*Dataset entries*:
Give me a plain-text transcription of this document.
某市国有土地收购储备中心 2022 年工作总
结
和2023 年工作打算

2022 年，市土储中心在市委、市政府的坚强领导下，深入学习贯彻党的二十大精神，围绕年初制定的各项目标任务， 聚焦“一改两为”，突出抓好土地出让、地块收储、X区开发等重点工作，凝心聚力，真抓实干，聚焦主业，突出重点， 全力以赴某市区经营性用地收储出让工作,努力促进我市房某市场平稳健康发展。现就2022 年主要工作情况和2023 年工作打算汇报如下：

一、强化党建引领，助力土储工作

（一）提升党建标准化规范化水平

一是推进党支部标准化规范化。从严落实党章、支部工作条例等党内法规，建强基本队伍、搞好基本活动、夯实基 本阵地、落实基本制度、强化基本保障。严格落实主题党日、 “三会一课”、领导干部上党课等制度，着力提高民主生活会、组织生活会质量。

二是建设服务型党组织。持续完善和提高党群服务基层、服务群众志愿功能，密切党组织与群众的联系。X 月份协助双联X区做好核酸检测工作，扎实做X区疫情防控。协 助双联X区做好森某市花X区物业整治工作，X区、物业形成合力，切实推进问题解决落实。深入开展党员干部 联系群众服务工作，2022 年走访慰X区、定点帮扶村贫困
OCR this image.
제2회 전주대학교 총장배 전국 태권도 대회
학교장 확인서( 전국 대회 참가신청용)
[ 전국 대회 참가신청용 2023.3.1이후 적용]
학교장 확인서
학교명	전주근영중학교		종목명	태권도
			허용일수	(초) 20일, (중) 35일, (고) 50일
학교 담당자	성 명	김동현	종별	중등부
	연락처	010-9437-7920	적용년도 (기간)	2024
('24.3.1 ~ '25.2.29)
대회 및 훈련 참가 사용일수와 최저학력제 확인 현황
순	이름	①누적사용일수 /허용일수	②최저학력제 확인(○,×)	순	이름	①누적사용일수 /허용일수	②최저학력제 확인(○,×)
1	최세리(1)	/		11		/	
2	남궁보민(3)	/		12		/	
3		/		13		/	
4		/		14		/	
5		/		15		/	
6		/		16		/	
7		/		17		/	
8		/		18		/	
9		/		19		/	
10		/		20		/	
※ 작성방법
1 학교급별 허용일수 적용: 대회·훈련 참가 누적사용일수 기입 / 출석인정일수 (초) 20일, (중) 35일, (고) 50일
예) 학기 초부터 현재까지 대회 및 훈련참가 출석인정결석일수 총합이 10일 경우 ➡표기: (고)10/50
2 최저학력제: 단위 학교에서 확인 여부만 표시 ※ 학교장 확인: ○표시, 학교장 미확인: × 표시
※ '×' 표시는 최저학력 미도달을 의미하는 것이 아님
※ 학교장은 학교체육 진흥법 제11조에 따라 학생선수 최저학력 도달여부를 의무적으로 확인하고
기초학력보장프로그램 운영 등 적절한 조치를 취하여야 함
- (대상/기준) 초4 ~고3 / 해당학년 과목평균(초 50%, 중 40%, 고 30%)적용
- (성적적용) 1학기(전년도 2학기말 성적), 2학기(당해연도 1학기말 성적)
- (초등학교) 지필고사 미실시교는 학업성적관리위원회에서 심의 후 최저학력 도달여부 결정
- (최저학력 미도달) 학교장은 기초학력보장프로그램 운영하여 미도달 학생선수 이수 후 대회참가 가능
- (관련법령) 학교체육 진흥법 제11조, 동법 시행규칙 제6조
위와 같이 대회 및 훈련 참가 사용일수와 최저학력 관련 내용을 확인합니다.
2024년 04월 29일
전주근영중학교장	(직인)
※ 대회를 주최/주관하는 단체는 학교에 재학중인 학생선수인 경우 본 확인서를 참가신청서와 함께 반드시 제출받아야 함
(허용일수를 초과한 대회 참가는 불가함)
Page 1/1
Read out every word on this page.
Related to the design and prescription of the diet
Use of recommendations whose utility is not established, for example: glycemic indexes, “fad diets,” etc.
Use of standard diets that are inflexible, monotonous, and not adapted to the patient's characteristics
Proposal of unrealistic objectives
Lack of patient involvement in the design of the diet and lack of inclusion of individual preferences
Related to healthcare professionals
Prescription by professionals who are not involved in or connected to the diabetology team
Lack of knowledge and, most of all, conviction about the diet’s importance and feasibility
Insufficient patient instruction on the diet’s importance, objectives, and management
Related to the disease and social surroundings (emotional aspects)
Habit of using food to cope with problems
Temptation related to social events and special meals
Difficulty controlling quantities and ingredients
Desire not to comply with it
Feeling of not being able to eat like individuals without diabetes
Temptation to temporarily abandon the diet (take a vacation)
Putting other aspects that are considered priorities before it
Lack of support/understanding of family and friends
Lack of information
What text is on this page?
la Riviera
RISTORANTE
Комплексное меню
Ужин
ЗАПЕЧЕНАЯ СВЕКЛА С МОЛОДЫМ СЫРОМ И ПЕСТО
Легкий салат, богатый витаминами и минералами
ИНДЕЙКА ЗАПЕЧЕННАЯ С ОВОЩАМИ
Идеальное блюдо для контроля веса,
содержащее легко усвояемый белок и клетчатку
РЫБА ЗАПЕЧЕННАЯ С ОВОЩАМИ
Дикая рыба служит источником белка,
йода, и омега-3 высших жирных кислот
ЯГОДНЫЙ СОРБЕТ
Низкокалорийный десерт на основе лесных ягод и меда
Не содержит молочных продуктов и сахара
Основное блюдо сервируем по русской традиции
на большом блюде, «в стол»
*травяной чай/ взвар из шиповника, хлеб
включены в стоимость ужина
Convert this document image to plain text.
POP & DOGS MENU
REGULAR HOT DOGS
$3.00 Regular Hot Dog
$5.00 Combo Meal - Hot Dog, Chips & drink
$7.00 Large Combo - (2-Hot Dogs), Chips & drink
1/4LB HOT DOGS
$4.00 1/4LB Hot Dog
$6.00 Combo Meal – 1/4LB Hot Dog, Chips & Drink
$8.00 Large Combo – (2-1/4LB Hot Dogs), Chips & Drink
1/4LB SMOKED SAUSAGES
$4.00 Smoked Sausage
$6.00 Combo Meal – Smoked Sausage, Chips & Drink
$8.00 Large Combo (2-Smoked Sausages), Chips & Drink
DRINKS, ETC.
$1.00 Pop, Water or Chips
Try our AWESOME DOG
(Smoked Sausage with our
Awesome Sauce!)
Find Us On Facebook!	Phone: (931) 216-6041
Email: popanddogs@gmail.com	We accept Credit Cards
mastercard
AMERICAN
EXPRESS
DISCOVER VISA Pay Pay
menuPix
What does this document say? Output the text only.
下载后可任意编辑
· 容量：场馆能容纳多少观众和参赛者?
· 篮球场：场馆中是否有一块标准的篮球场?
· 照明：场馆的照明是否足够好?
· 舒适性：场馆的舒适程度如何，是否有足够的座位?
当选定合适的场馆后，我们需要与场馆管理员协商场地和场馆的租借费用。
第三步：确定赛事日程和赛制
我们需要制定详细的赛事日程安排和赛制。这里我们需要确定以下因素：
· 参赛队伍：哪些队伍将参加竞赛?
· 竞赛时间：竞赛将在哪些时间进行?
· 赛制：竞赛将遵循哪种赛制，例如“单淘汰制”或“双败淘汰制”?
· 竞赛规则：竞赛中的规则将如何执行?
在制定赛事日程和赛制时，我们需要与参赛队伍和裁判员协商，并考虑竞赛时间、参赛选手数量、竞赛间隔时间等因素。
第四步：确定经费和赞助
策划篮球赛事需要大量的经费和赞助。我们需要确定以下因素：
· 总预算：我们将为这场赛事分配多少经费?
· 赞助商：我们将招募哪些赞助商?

*Instruction*: Repeat all of the entries exactly.

*Response to the exercise*:
Give me a plain-text transcription of this document.
某市国有土地收购储备中心 2022 年工作总
结
和2023 年工作打算

2022 年，市土储中心在市委、市政府的坚强领导下，深入学习贯彻党的二十大精神，围绕年初制定的各项目标任务， 聚焦“一改两为”，突出抓好土地出让、地块收储、X区开发等重点工作，凝心聚力，真抓实干，聚焦主业，突出重点， 全力以赴某市区经营性用地收储出让工作,努力促进我市房某市场平稳健康发展。现就2022 年主要工作情况和2023 年工作打算汇报如下：

一、强化党建引领，助力土储工作

（一）提升党建标准化规范化水平

一是推进党支部标准化规范化。从严落实党章、支部工作条例等党内法规，建强基本队伍、搞好基本活动、夯实基 本阵地、落实基本制度、强化基本保障。严格落实主题党日、 “三会一课”、领导干部上党课等制度，着力提高民主生活会、组织生活会质量。

二是建设服务型党组织。持续完善和提高党群服务基层、服务群众志愿功能，密切党组织与群众的联系。X 月份协助双联X区做好核酸检测工作，扎实做X区疫情防控。协 助双联X区做好森某市花X区物业整治工作，X区、物业形成合力，切实推进问题解决落实。深入开展党员干部 联系群众服务工作，2022 年走访慰X区、定点帮扶村贫困
OCR this image.
제2회 전주대학교 총장배 전국 태권도 대회
학교장 확인서( 전국 대회 참가신청용)
[ 전국 대회 참가신청용 2023.3.1이후 적용]
학교장 확인서
학교명	전주근영중학교		종목명	태권도
			허용일수	(초) 20일, (중) 35일, (고) 50일
학교 담당자	성 명	김동현	종별	중등부
	연락처	010-9437-7920	적용년도 (기간)	2024
('24.3.1 ~ '25.2.29)
대회 및 훈련 참가 사용일수와 최저학력제 확인 현황
순	이름	①누적사용일수 /허용일수	②최저학력제 확인(○,×)	순	이름	①누적사용일수 /허용일수	②최저학력제 확인(○,×)
1	최세리(1)	/		11		/	
2	남궁보민(3)	/		12		/	
3		/		13		/	
4		/		14		/	
5		/		15		/	
6		/		16		/	
7		/		17		/	
8		/		18		/	
9		/		19		/	
10		/		20		/	
※ 작성방법
1 학교급별 허용일수 적용: 대회·훈련 참가 누적사용일수 기입 / 출석인정일수 (초) 20일, (중) 35일, (고) 50일
예) 학기 초부터 현재까지 대회 및 훈련참가 출석인정결석일수 총합이 10일 경우 ➡표기: (고)10/50
2 최저학력제: 단위 학교에서 확인 여부만 표시 ※ 학교장 확인: ○표시, 학교장 미확인: × 표시
※ '×' 표시는 최저학력 미도달을 의미하는 것이 아님
※ 학교장은 학교체육 진흥법 제11조에 따라 학생선수 최저학력 도달여부를 의무적으로 확인하고
기초학력보장프로그램 운영 등 적절한 조치를 취하여야 함
- (대상/기준) 초4 ~고3 / 해당학년 과목평균(초 50%, 중 40%, 고 30%)적용
- (성적적용) 1학기(전년도 2학기말 성적), 2학기(당해연도 1학기말 성적)
- (초등학교) 지필고사 미실시교는 학업성적관리위원회에서 심의 후 최저학력 도달여부 결정
- (최저학력 미도달) 학교장은 기초학력보장프로그램 운영하여 미도달 학생선수 이수 후 대회참가 가능
- (관련법령) 학교체육 진흥법 제11조, 동법 시행규칙 제6조
위와 같이 대회 및 훈련 참가 사용일수와 최저학력 관련 내용을 확인합니다.
2024년 04월 29일
전주근영중학교장	(직인)
※ 대회를 주최/주관하는 단체는 학교에 재학중인 학생선수인 경우 본 확인서를 참가신청서와 함께 반드시 제출받아야 함
(허용일수를 초과한 대회 참가는 불가함)
Page 1/1
Read out every word on this page.
Related to the design and prescription of the diet
Use of recommendations whose utility is not established, for example: glycemic indexes, “fad diets,” etc.
Use of standard diets that are inflexible, monotonous, and not adapted to the patient's characteristics
Proposal of unrealistic objectives
Lack of patient involvement in the design of the diet and lack of inclusion of individual preferences
Related to healthcare professionals
Prescription by professionals who are not involved in or connected to the diabetology team
Lack of knowledge and, most of all, conviction about the diet’s importance and feasibility
Insufficient patient instruction on the diet’s importance, objectives, and management
Related to the disease and social surroundings (emotional aspects)
Habit of using food to cope with problems
Temptation related to social events and special meals
Difficulty controlling quantities and ingredients
Desire not to comply with it
Feeling of not being able to eat like individuals without diabetes
Temptation to temporarily abandon the diet (take a vacation)
Putting other aspects that are considered priorities before it
Lack of support/understanding of family and friends
Lack of information
What text is on this page?
la Riviera
RISTORANTE
Комплексное меню
Ужин
ЗАПЕЧЕНАЯ СВЕКЛА С МОЛОДЫМ СЫРОМ И ПЕСТО
Легкий салат, богатый витаминами и минералами
ИНДЕЙКА ЗАПЕЧЕННАЯ С ОВОЩАМИ
Идеальное блюдо для контроля веса,
содержащее легко усвояемый белок и клетчатку
РЫБА ЗАПЕЧЕННАЯ С ОВОЩАМИ
Дикая рыба служит источником белка,
йода, и омега-3 высших жирных кислот
ЯГОДНЫЙ СОРБЕТ
Низкокалорийный десерт на основе лесных ягод и меда
Не содержит молочных продуктов и сахара
Основное блюдо сервируем по русской традиции
на большом блюде, «в стол»
*травяной чай/ взвар из шиповника, хлеб
включены в стоимость ужина
Convert this document image to plain text.
POP & DOGS MENU
REGULAR HOT DOGS
$3.00 Regular Hot Dog
$5.00 Combo Meal - Hot Dog, Chips & drink
$7.00 Large Combo - (2-Hot Dogs), Chips & drink
1/4LB HOT DOGS
$4.00 1/4LB Hot Dog
$6.00 Combo Meal – 1/4LB Hot Dog, Chips & Drink
$8.00 Large Combo – (2-1/4LB Hot Dogs), Chips & Drink
1/4LB SMOKED SAUSAGES
$4.00 Smoked Sausage
$6.00 Combo Meal – Smoked Sausage, Chips & Drink
$8.00 Large Combo (2-Smoked Sausages), Chips & Drink
DRINKS, ETC.
$1.00 Pop, Water or Chips
Try our AWESOME DOG
(Smoked Sausage with our
Awesome Sauce!)
Find Us On Facebook!	Phone: (931) 216-6041
Email: popanddogs@gmail.com	We accept Credit Cards
mastercard
AMERICAN
EXPRESS
DISCOVER VISA Pay Pay
menuPix
What does this document say? Output the text only.
下载后可任意编辑
· 容量：场馆能容纳多少观众和参赛者?
· 篮球场：场馆中是否有一块标准的篮球场?
· 照明：场馆的照明是否足够好?
· 舒适性：场馆的舒适程度如何，是否有足够的座位?
当选定合适的场馆后，我们需要与场馆管理员协商场地和场馆的租借费用。
第三步：确定赛事日程和赛制
我们需要制定详细的赛事日程安排和赛制。这里我们需要确定以下因素：
· 参赛队伍：哪些队伍将参加竞赛?
· 竞赛时间：竞赛将在哪些时间进行?
· 赛制：竞赛将遵循哪种赛制，例如“单淘汰制”或“双败淘汰制”?
· 竞赛规则：竞赛中的规则将如何执行?
在制定赛事日程和赛制时，我们需要与参赛队伍和裁判员协商，并考虑竞赛时间、参赛选手数量、竞赛间隔时间等因素。
第四步：确定经费和赞助
策划篮球赛事需要大量的经费和赞助。我们需要确定以下因素：
· 总预算：我们将为这场赛事分配多少经费?
· 赞助商：我们将招募哪些赞助商?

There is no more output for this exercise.